:: Your task ::
Each record below should appear again exactly as written.

(A run of records)
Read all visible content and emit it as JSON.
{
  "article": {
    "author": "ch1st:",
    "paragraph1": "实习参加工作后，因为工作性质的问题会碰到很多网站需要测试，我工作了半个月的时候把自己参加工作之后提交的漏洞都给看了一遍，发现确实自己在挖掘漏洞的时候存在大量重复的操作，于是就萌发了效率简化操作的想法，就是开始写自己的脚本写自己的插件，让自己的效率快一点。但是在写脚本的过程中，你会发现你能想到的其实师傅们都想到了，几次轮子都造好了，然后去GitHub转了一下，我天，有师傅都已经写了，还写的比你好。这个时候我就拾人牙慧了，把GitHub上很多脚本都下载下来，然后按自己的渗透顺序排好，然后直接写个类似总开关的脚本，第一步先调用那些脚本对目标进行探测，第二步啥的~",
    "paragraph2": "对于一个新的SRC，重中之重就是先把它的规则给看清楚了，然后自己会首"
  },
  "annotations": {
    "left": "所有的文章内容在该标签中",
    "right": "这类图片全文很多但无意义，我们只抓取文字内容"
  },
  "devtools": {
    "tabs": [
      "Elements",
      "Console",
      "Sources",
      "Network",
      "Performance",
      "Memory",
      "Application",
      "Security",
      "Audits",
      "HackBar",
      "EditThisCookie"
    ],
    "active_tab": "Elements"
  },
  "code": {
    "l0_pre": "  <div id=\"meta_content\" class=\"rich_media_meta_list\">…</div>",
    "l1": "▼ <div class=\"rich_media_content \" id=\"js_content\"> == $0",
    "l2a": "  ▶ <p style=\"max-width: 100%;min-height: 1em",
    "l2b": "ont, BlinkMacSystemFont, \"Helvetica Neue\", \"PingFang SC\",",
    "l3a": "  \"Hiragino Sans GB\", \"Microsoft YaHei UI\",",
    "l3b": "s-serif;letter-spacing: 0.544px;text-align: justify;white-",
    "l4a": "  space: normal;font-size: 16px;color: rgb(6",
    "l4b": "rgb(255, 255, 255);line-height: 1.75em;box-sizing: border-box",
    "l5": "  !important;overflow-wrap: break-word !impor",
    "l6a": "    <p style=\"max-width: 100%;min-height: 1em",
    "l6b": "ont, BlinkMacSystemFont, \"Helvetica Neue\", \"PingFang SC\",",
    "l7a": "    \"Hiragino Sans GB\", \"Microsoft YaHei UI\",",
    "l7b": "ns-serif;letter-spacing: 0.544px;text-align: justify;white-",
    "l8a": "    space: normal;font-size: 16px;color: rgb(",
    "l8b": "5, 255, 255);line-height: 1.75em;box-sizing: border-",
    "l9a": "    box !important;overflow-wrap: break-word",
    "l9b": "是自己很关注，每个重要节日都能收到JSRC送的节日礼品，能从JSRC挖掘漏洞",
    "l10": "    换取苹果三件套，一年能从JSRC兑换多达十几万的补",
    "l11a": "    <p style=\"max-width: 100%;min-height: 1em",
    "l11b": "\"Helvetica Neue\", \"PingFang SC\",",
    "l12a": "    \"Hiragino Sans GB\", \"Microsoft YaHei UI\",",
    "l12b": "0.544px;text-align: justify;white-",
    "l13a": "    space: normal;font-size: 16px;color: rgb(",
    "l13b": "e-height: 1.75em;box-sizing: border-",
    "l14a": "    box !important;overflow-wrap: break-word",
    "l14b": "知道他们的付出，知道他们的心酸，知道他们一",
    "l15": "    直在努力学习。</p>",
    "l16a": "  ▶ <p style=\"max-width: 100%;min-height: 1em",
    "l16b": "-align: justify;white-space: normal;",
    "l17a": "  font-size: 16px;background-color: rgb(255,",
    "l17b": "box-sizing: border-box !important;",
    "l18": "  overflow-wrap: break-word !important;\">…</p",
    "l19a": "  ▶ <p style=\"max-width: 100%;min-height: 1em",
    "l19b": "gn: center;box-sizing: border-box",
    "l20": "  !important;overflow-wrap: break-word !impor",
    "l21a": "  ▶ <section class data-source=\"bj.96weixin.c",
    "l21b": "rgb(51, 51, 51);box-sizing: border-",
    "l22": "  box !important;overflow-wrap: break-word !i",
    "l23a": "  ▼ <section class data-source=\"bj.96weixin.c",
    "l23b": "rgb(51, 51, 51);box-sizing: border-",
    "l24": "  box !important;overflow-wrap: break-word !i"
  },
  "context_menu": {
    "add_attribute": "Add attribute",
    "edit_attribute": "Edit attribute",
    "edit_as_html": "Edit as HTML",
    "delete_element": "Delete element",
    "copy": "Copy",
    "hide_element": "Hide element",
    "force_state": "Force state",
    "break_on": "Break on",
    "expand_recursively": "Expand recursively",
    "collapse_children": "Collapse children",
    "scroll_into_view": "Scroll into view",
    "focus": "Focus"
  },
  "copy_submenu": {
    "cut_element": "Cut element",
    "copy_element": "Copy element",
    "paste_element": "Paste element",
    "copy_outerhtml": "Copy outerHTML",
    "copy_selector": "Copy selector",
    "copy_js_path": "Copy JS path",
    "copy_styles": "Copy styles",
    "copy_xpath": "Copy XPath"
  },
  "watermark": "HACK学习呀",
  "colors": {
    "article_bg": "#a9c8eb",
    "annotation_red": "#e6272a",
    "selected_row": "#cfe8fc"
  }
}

:: Solution below ::
Read all visible content and emit it as JSON.
{
  "article": {
    "author": "ch1st:",
    "paragraph1": "实习参加工作后，因为工作性质的问题会碰到很多网站需要测试，我工作了半个月的时候把自己参加工作之后提交的漏洞都给看了一遍，发现确实自己在挖掘漏洞的时候存在大量重复的操作，于是就萌发了效率简化操作的想法，就是开始写自己的脚本写自己的插件，让自己的效率快一点。但是在写脚本的过程中，你会发现你能想到的其实师傅们都想到了，几次轮子都造好了，然后去GitHub转了一下，我天，有师傅都已经写了，还写的比你好。这个时候我就拾人牙慧了，把GitHub上很多脚本都下载下来，然后按自己的渗透顺序排好，然后直接写个类似总开关的脚本，第一步先调用那些脚本对目标进行探测，第二步啥的~",
    "paragraph2": "对于一个新的SRC，重中之重就是先把它的规则给看清楚了，然后自己会首"
  },
  "annotations": {
    "left": "所有的文章内容在该标签中",
    "right": "这类图片全文很多但无意义，我们只抓取文字内容"
  },
  "devtools": {
    "tabs": [
      "Elements",
      "Console",
      "Sources",
      "Network",
      "Performance",
      "Memory",
      "Application",
      "Security",
      "Audits",
      "HackBar",
      "EditThisCookie"
    ],
    "active_tab": "Elements"
  },
  "code": {
    "l0_pre": "  <div id=\"meta_content\" class=\"rich_media_meta_list\">…</div>",
    "l1": "▼ <div class=\"rich_media_content \" id=\"js_content\"> == $0",
    "l2a": "  ▶ <p style=\"max-width: 100%;min-height: 1em",
    "l2b": "ont, BlinkMacSystemFont, \"Helvetica Neue\", \"PingFang SC\",",
    "l3a": "  \"Hiragino Sans GB\", \"Microsoft YaHei UI\",",
    "l3b": "s-serif;letter-spacing: 0.544px;text-align: justify;white-",
    "l4a": "  space: normal;font-size: 16px;color: rgb(6",
    "l4b": "rgb(255, 255, 255);line-height: 1.75em;box-sizing: border-box",
    "l5": "  !important;overflow-wrap: break-word !impor",
    "l6a": "    <p style=\"max-width: 100%;min-height: 1em",
    "l6b": "ont, BlinkMacSystemFont, \"Helvetica Neue\", \"PingFang SC\",",
    "l7a": "    \"Hiragino Sans GB\", \"Microsoft YaHei UI\",",
    "l7b": "ns-serif;letter-spacing: 0.544px;text-align: justify;white-",
    "l8a": "    space: normal;font-size: 16px;color: rgb(",
    "l8b": "5, 255, 255);line-height: 1.75em;box-sizing: border-",
    "l9a": "    box !important;overflow-wrap: break-word",
    "l9b": "是自己很关注，每个重要节日都能收到JSRC送的节日礼品，能从JSRC挖掘漏洞",
    "l10": "    换取苹果三件套，一年能从JSRC兑换多达十几万的补",
    "l11a": "    <p style=\"max-width: 100%;min-height: 1em",
    "l11b": "\"Helvetica Neue\", \"PingFang SC\",",
    "l12a": "    \"Hiragino Sans GB\", \"Microsoft YaHei UI\",",
    "l12b": "0.544px;text-align: justify;white-",
    "l13a": "    space: normal;font-size: 16px;color: rgb(",
    "l13b": "e-height: 1.75em;box-sizing: border-",
    "l14a": "    box !important;overflow-wrap: break-word",
    "l14b": "知道他们的付出，知道他们的心酸，知道他们一",
    "l15": "    直在努力学习。</p>",
    "l16a": "  ▶ <p style=\"max-width: 100%;min-height: 1em",
    "l16b": "-align: justify;white-space: normal;",
    "l17a": "  font-size: 16px;background-color: rgb(255,",
    "l17b": "box-sizing: border-box !important;",
    "l18": "  overflow-wrap: break-word !important;\">…</p",
    "l19a": "  ▶ <p style=\"max-width: 100%;min-height: 1em",
    "l19b": "gn: center;box-sizing: border-box",
    "l20": "  !important;overflow-wrap: break-word !impor",
    "l21a": "  ▶ <section class data-source=\"bj.96weixin.c",
    "l21b": "rgb(51, 51, 51);box-sizing: border-",
    "l22": "  box !important;overflow-wrap: break-word !i",
    "l23a": "  ▼ <section class data-source=\"bj.96weixin.c",
    "l23b": "rgb(51, 51, 51);box-sizing: border-",
    "l24": "  box !important;overflow-wrap: break-word !i"
  },
  "context_menu": {
    "add_attribute": "Add attribute",
    "edit_attribute": "Edit attribute",
    "edit_as_html": "Edit as HTML",
    "delete_element": "Delete element",
    "copy": "Copy",
    "hide_element": "Hide element",
    "force_state": "Force state",
    "break_on": "Break on",
    "expand_recursively": "Expand recursively",
    "collapse_children": "Collapse children",
    "scroll_into_view": "Scroll into view",
    "focus": "Focus"
  },
  "copy_submenu": {
    "cut_element": "Cut element",
    "copy_element": "Copy element",
    "paste_element": "Paste element",
    "copy_outerhtml": "Copy outerHTML",
    "copy_selector": "Copy selector",
    "copy_js_path": "Copy JS path",
    "copy_styles": "Copy styles",
    "copy_xpath": "Copy XPath"
  },
  "watermark": "HACK学习呀",
  "colors": {
    "article_bg": "#a9c8eb",
    "annotation_red": "#e6272a",
    "selected_row": "#cfe8fc"
  }
}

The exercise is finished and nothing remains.